▶ _What you should do_
Go through the records and give each one again exactly.

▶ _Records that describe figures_
■ ■ ■ ■ ■

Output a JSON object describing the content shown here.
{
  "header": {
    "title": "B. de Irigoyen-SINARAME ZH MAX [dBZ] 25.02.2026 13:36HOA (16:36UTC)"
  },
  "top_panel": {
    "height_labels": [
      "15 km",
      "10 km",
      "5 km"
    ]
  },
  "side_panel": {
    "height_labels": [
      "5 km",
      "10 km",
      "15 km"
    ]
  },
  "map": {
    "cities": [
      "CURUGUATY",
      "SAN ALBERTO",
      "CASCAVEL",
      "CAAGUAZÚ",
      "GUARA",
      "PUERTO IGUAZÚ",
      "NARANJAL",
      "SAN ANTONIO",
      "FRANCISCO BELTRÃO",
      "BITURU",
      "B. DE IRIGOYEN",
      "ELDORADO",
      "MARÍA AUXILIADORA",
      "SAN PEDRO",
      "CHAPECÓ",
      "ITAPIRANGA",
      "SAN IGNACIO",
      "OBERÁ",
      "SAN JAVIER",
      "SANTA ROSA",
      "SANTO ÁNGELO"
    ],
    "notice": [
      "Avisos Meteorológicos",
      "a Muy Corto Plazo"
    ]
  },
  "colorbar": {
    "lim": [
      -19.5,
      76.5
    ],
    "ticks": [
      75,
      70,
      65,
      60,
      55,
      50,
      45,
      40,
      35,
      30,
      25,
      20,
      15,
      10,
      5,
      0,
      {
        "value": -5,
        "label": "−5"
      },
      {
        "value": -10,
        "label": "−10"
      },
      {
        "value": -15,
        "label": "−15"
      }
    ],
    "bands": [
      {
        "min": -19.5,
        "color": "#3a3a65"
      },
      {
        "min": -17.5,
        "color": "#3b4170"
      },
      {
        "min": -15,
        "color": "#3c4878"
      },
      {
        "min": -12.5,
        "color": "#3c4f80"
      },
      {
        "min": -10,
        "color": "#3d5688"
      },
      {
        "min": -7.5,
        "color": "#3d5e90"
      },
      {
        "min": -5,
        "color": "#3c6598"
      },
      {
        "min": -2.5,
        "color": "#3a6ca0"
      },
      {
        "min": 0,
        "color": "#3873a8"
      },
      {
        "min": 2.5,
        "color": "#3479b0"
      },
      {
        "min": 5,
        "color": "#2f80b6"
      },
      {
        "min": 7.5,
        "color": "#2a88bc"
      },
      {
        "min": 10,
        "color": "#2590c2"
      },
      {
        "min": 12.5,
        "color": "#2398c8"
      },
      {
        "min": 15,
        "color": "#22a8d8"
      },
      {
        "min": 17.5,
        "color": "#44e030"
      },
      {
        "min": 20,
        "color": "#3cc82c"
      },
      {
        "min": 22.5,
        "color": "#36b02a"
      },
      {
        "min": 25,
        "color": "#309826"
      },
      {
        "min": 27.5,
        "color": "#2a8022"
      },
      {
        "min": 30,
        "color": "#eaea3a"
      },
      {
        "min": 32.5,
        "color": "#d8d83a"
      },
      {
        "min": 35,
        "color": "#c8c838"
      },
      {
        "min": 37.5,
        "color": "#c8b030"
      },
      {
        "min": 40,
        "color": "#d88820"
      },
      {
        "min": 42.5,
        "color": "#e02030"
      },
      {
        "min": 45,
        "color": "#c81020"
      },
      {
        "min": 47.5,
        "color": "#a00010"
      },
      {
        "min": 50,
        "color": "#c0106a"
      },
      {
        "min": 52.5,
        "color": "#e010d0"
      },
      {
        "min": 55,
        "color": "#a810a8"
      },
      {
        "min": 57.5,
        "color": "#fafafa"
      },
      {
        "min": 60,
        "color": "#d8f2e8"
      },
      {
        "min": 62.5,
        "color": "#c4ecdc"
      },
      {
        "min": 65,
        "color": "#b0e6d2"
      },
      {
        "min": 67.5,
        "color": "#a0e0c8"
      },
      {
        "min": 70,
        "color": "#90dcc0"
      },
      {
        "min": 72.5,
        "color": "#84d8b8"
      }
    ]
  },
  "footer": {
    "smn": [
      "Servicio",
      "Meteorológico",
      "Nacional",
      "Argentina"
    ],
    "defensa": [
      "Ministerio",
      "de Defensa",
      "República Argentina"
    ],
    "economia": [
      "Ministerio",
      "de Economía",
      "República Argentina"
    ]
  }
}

■ ■ ■ ■ ■

▶ _Expected answer_
Output a JSON object describing the content shown here.
{
  "header": {
    "title": "B. de Irigoyen-SINARAME ZH MAX [dBZ] 25.02.2026 13:36HOA (16:36UTC)"
  },
  "top_panel": {
    "height_labels": [
      "15 km",
      "10 km",
      "5 km"
    ]
  },
  "side_panel": {
    "height_labels": [
      "5 km",
      "10 km",
      "15 km"
    ]
  },
  "map": {
    "cities": [
      "CURUGUATY",
      "SAN ALBERTO",
      "CASCAVEL",
      "CAAGUAZÚ",
      "GUARA",
      "PUERTO IGUAZÚ",
      "NARANJAL",
      "SAN ANTONIO",
      "FRANCISCO BELTRÃO",
      "BITURU",
      "B. DE IRIGOYEN",
      "ELDORADO",
      "MARÍA AUXILIADORA",
      "SAN PEDRO",
      "CHAPECÓ",
      "ITAPIRANGA",
      "SAN IGNACIO",
      "OBERÁ",
      "SAN JAVIER",
      "SANTA ROSA",
      "SANTO ÁNGELO"
    ],
    "notice": [
      "Avisos Meteorológicos",
      "a Muy Corto Plazo"
    ]
  },
  "colorbar": {
    "lim": [
      -19.5,
      76.5
    ],
    "ticks": [
      75,
      70,
      65,
      60,
      55,
      50,
      45,
      40,
      35,
      30,
      25,
      20,
      15,
      10,
      5,
      0,
      {
        "value": -5,
        "label": "−5"
      },
      {
        "value": -10,
        "label": "−10"
      },
      {
        "value": -15,
        "label": "−15"
      }
    ],
    "bands": [
      {
        "min": -19.5,
        "color": "#3a3a65"
      },
      {
        "min": -17.5,
        "color": "#3b4170"
      },
      {
        "min": -15,
        "color": "#3c4878"
      },
      {
        "min": -12.5,
        "color": "#3c4f80"
      },
      {
        "min": -10,
        "color": "#3d5688"
      },
      {
        "min": -7.5,
        "color": "#3d5e90"
      },
      {
        "min": -5,
        "color": "#3c6598"
      },
      {
        "min": -2.5,
        "color": "#3a6ca0"
      },
      {
        "min": 0,
        "color": "#3873a8"
      },
      {
        "min": 2.5,
        "color": "#3479b0"
      },
      {
        "min": 5,
        "color": "#2f80b6"
      },
      {
        "min": 7.5,
        "color": "#2a88bc"
      },
      {
        "min": 10,
        "color": "#2590c2"
      },
      {
        "min": 12.5,
        "color": "#2398c8"
      },
      {
        "min": 15,
        "color": "#22a8d8"
      },
      {
        "min": 17.5,
        "color": "#44e030"
      },
      {
        "min": 20,
        "color": "#3cc82c"
      },
      {
        "min": 22.5,
        "color": "#36b02a"
      },
      {
        "min": 25,
        "color": "#309826"
      },
      {
        "min": 27.5,
        "color": "#2a8022"
      },
      {
        "min": 30,
        "color": "#eaea3a"
      },
      {
        "min": 32.5,
        "color": "#d8d83a"
      },
      {
        "min": 35,
        "color": "#c8c838"
      },
      {
        "min": 37.5,
        "color": "#c8b030"
      },
      {
        "min": 40,
        "color": "#d88820"
      },
      {
        "min": 42.5,
        "color": "#e02030"
      },
      {
        "min": 45,
        "color": "#c81020"
      },
      {
        "min": 47.5,
        "color": "#a00010"
      },
      {
        "min": 50,
        "color": "#c0106a"
      },
      {
        "min": 52.5,
        "color": "#e010d0"
      },
      {
        "min": 55,
        "color": "#a810a8"
      },
      {
        "min": 57.5,
        "color": "#fafafa"
      },
      {
        "min": 60,
        "color": "#d8f2e8"
      },
      {
        "min": 62.5,
        "color": "#c4ecdc"
      },
      {
        "min": 65,
        "color": "#b0e6d2"
      },
      {
        "min": 67.5,
        "color": "#a0e0c8"
      },
      {
        "min": 70,
        "color": "#90dcc0"
      },
      {
        "min": 72.5,
        "color": "#84d8b8"
      }
    ]
  },
  "footer": {
    "smn": [
      "Servicio",
      "Meteorológico",
      "Nacional",
      "Argentina"
    ],
    "defensa": [
      "Ministerio",
      "de Defensa",
      "República Argentina"
    ],
    "economia": [
      "Ministerio",
      "de Economía",
      "República Argentina"
    ]
  }
}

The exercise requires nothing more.